*** PROVIDED DATA ***

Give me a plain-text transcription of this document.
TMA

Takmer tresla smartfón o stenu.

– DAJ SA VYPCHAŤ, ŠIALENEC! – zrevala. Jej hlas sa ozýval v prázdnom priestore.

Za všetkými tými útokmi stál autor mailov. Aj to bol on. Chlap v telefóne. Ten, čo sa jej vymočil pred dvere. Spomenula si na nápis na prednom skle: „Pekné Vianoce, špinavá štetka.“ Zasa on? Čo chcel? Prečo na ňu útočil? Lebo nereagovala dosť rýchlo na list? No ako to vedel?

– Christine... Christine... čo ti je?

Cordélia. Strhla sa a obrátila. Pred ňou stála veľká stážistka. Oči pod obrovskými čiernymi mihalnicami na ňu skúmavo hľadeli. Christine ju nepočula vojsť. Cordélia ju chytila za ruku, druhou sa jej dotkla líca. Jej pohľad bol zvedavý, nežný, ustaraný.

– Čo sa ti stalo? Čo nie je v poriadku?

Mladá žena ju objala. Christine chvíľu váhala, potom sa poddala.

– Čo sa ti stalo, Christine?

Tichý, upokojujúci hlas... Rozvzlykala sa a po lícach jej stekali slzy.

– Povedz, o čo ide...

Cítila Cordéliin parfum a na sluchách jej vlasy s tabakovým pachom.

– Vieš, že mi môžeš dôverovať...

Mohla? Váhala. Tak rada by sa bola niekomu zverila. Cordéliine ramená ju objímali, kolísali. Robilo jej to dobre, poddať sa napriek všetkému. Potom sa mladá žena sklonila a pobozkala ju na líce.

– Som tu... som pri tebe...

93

***

> **WHAT YOU WILL DO**: Here, the records must be output exactly and in full.

> **COMPLETED EXERCISE**:
Give me a plain-text transcription of this document.
TMA

Takmer tresla smartfón o stenu.

– DAJ SA VYPCHAŤ, ŠIALENEC! – zrevala. Jej hlas sa ozýval v prázdnom priestore.

Za všetkými tými útokmi stál autor mailov. Aj to bol on. Chlap v telefóne. Ten, čo sa jej vymočil pred dvere. Spomenula si na nápis na prednom skle: „Pekné Vianoce, špinavá štetka.“ Zasa on? Čo chcel? Prečo na ňu útočil? Lebo nereagovala dosť rýchlo na list? No ako to vedel?

– Christine... Christine... čo ti je?

Cordélia. Strhla sa a obrátila. Pred ňou stála veľká stážistka. Oči pod obrovskými čiernymi mihalnicami na ňu skúmavo hľadeli. Christine ju nepočula vojsť. Cordélia ju chytila za ruku, druhou sa jej dotkla líca. Jej pohľad bol zvedavý, nežný, ustaraný.

– Čo sa ti stalo? Čo nie je v poriadku?

Mladá žena ju objala. Christine chvíľu váhala, potom sa poddala.

– Čo sa ti stalo, Christine?

Tichý, upokojujúci hlas... Rozvzlykala sa a po lícach jej stekali slzy.

– Povedz, o čo ide...

Cítila Cordéliin parfum a na sluchách jej vlasy s tabakovým pachom.

– Vieš, že mi môžeš dôverovať...

Mohla? Váhala. Tak rada by sa bola niekomu zverila. Cordéliine ramená ju objímali, kolísali. Robilo jej to dobre, poddať sa napriek všetkému. Potom sa mladá žena sklonila a pobozkala ju na líce.

– Som tu... som pri tebe...

93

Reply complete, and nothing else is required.